Repeat the listing in full. Nothing may be added or left out.

════════════════

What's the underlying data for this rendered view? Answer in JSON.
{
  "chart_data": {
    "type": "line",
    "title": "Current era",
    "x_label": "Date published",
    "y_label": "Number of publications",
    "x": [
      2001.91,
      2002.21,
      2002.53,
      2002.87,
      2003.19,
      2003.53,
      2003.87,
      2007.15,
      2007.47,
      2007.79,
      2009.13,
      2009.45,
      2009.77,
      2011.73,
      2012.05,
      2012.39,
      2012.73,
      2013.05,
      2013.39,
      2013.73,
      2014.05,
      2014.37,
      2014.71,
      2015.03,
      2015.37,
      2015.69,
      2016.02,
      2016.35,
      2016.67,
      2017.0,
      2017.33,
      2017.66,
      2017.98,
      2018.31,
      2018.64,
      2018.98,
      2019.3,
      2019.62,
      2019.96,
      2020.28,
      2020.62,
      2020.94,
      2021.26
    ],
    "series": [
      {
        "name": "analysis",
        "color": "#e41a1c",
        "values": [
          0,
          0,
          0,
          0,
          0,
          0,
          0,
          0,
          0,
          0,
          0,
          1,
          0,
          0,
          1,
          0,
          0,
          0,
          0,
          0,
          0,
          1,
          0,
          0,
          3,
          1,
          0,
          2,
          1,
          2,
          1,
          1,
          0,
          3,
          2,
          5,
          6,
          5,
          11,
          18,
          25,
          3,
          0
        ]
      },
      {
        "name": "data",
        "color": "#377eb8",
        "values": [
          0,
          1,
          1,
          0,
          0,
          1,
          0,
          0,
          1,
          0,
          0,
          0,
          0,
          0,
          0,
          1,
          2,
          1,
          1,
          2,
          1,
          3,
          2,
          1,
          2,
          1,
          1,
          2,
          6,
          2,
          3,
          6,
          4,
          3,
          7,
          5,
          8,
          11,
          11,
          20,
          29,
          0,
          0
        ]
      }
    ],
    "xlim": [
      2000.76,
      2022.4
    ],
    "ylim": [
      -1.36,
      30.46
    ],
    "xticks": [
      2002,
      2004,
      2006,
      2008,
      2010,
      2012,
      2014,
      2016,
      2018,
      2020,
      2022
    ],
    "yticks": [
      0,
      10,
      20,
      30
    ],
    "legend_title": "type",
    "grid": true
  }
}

════════════════

** Exercise output **
What's the underlying data for this rendered view? Answer in JSON.
{
  "chart_data": {
    "type": "line",
    "title": "Current era",
    "x_label": "Date published",
    "y_label": "Number of publications",
    "x": [
      2001.91,
      2002.21,
      2002.53,
      2002.87,
      2003.19,
      2003.53,
      2003.87,
      2007.15,
      2007.47,
      2007.79,
      2009.13,
      2009.45,
      2009.77,
      2011.73,
      2012.05,
      2012.39,
      2012.73,
      2013.05,
      2013.39,
      2013.73,
      2014.05,
      2014.37,
      2014.71,
      2015.03,
      2015.37,
      2015.69,
      2016.02,
      2016.35,
      2016.67,
      2017.0,
      2017.33,
      2017.66,
      2017.98,
      2018.31,
      2018.64,
      2018.98,
      2019.3,
      2019.62,
      2019.96,
      2020.28,
      2020.62,
      2020.94,
      2021.26
    ],
    "series": [
      {
        "name": "analysis",
        "color": "#e41a1c",
        "values": [
          0,
          0,
          0,
          0,
          0,
          0,
          0,
          0,
          0,
          0,
          0,
          1,
          0,
          0,
          1,
          0,
          0,
          0,
          0,
          0,
          0,
          1,
          0,
          0,
          3,
          1,
          0,
          2,
          1,
          2,
          1,
          1,
          0,
          3,
          2,
          5,
          6,
          5,
          11,
          18,
          25,
          3,
          0
        ]
      },
      {
        "name": "data",
        "color": "#377eb8",
        "values": [
          0,
          1,
          1,
          0,
          0,
          1,
          0,
          0,
          1,
          0,
          0,
          0,
          0,
          0,
          0,
          1,
          2,
          1,
          1,
          2,
          1,
          3,
          2,
          1,
          2,
          1,
          1,
          2,
          6,
          2,
          3,
          6,
          4,
          3,
          7,
          5,
          8,
          11,
          11,
          20,
          29,
          0,
          0
        ]
      }
    ],
    "xlim": [
      2000.76,
      2022.4
    ],
    "ylim": [
      -1.36,
      30.46
    ],
    "xticks": [
      2002,
      2004,
      2006,
      2008,
      2010,
      2012,
      2014,
      2016,
      2018,
      2020,
      2022
    ],
    "yticks": [
      0,
      10,
      20,
      30
    ],
    "legend_title": "type",
    "grid": true
  }
}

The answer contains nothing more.